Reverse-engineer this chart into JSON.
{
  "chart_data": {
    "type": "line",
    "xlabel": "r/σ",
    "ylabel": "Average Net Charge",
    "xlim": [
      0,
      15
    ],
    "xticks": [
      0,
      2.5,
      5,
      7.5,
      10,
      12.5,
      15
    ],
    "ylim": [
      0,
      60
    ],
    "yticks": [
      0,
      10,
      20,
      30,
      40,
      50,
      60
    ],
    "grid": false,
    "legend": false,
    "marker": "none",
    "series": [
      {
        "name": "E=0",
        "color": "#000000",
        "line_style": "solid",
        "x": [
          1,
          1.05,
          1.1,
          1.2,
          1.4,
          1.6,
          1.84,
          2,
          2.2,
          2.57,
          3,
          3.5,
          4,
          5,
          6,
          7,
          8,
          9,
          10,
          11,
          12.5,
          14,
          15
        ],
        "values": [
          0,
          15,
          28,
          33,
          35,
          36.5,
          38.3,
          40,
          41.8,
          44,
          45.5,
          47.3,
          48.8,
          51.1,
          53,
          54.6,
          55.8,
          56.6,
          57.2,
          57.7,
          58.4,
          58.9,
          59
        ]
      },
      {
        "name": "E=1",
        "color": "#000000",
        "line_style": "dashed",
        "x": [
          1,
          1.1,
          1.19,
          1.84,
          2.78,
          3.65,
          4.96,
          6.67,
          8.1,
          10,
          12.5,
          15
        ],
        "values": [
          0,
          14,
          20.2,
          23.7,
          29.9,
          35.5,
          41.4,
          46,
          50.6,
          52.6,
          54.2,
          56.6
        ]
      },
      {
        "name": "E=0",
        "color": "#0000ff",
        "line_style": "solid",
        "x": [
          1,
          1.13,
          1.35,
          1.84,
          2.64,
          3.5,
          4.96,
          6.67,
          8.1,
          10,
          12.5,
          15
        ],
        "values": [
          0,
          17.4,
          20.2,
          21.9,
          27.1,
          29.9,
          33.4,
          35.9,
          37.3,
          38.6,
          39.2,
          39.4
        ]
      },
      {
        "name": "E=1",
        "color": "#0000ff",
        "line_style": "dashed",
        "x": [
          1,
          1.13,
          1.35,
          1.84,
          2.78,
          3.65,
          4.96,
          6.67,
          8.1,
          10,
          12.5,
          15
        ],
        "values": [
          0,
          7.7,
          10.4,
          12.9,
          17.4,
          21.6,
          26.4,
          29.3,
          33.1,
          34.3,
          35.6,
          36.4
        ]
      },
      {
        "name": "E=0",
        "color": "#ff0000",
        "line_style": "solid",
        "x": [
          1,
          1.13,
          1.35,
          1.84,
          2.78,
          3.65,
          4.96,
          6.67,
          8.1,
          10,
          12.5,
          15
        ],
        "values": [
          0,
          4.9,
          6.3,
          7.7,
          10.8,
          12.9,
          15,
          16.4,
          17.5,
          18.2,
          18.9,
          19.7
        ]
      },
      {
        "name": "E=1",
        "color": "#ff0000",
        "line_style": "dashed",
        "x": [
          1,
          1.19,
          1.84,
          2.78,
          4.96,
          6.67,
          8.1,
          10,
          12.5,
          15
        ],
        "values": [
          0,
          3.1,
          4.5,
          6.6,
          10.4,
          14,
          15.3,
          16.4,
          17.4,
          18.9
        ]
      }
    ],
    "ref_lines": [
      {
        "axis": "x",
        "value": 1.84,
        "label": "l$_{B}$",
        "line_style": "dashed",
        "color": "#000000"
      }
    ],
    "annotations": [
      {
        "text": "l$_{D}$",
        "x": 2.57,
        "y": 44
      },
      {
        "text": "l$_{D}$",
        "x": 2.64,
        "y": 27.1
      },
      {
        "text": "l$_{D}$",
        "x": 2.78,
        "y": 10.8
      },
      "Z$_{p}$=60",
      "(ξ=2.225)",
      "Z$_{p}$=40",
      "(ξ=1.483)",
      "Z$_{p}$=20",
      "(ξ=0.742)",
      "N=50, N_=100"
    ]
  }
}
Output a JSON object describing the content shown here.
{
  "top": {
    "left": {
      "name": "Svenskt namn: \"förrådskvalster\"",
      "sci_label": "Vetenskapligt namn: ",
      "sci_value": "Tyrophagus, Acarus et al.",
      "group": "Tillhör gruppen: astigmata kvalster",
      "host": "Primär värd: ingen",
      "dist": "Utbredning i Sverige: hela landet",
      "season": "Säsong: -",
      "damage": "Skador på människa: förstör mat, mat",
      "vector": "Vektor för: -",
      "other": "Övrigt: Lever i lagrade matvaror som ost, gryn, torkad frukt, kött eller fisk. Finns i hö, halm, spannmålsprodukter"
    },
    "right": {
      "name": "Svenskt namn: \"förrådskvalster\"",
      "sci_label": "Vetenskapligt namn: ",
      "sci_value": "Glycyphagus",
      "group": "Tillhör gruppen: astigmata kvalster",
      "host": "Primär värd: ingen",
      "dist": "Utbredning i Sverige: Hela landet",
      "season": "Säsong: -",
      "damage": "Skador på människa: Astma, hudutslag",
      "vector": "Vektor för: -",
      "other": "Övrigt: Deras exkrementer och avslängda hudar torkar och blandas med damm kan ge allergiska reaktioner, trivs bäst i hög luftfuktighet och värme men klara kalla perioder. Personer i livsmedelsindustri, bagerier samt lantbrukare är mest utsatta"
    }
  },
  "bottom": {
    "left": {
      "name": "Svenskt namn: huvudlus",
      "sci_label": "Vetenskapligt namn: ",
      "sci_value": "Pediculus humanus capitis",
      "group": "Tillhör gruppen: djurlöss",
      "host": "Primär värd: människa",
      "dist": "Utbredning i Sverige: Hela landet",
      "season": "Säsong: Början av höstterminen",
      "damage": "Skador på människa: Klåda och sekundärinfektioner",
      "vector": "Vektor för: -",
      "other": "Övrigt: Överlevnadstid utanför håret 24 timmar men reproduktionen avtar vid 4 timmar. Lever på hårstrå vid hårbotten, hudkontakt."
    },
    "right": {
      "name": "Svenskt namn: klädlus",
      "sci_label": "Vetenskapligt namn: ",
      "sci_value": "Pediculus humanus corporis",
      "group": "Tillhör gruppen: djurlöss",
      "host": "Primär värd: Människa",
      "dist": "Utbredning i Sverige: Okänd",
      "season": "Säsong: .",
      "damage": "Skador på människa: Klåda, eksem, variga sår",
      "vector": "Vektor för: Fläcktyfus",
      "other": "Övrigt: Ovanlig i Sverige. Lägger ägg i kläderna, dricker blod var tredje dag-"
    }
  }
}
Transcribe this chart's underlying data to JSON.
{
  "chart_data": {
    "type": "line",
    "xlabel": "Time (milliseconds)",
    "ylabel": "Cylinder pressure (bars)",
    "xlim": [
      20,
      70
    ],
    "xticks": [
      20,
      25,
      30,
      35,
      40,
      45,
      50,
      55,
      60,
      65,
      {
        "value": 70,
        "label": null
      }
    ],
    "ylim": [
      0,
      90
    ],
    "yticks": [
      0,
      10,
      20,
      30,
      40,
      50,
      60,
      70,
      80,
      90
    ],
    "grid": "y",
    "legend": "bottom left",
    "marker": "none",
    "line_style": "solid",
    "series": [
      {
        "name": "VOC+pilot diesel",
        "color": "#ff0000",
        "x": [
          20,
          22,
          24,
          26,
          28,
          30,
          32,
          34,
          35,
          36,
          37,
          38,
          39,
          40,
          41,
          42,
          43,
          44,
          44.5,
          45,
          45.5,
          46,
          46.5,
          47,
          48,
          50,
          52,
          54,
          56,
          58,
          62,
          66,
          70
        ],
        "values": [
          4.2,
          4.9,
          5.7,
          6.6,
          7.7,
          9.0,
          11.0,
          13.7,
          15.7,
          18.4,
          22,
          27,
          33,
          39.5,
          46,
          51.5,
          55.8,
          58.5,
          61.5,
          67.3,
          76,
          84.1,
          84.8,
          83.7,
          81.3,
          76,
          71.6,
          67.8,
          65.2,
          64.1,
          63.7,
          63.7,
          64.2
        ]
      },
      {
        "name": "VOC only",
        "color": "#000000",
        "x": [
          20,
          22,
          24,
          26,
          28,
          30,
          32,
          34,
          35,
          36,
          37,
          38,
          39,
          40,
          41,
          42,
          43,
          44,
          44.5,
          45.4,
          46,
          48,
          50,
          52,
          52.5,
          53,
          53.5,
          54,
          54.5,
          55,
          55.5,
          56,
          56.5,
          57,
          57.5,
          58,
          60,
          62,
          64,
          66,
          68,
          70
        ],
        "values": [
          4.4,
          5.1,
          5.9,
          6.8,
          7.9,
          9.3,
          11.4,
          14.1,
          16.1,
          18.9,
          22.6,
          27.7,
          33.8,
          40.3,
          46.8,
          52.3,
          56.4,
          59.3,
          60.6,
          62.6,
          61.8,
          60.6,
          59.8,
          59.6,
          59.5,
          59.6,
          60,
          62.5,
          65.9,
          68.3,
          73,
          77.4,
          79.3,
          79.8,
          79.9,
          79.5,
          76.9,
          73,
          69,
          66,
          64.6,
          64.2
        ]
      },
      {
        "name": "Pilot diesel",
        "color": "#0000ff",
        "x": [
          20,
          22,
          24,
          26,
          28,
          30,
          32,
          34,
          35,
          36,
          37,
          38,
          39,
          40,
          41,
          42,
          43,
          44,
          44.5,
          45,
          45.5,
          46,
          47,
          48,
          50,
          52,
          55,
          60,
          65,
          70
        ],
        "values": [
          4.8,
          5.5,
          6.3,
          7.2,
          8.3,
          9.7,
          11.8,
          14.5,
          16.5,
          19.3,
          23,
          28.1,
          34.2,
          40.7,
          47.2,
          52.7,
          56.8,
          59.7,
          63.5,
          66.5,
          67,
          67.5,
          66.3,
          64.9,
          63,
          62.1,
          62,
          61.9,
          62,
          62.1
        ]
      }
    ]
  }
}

• Problem details: Pull out each line of the listing that holds the string "Primär".

• Answer for the task:
      "host": "Primär värd: ingen",
      "host": "Primär värd: ingen",
      "host": "Primär värd: människa",
      "host": "Primär värd: Människa",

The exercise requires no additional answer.